### EXERCISE TASK:
Your task is to gather the lines below that hold the string "normal".

### WORKING DATA:
◆ ◆ ◆ ◆ ◆

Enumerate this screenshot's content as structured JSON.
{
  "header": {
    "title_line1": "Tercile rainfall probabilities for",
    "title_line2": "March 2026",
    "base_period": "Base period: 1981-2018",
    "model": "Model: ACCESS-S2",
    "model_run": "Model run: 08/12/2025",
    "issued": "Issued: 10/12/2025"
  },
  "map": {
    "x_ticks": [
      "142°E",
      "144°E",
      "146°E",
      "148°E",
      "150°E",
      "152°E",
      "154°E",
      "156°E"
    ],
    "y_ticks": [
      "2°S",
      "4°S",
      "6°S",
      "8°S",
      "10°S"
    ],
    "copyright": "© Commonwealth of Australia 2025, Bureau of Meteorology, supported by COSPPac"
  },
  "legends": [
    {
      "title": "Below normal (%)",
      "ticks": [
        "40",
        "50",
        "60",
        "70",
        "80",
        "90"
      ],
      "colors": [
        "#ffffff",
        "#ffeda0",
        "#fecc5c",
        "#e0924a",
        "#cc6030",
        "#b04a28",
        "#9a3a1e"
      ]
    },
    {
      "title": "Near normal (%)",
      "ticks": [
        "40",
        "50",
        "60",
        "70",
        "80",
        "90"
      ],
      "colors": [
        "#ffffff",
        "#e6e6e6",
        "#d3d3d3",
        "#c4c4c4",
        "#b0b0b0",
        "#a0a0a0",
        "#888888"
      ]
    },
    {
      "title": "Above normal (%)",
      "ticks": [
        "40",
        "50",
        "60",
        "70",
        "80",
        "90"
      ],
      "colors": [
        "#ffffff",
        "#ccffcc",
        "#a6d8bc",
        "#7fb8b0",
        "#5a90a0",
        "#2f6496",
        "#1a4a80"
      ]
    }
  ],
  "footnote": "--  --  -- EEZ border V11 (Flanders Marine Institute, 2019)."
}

◆ ◆ ◆ ◆ ◆

### SOLUTION FOR THIS EXERCISE:
      "title": "Below normal (%)",
      "title": "Near normal (%)",
      "title": "Above normal (%)",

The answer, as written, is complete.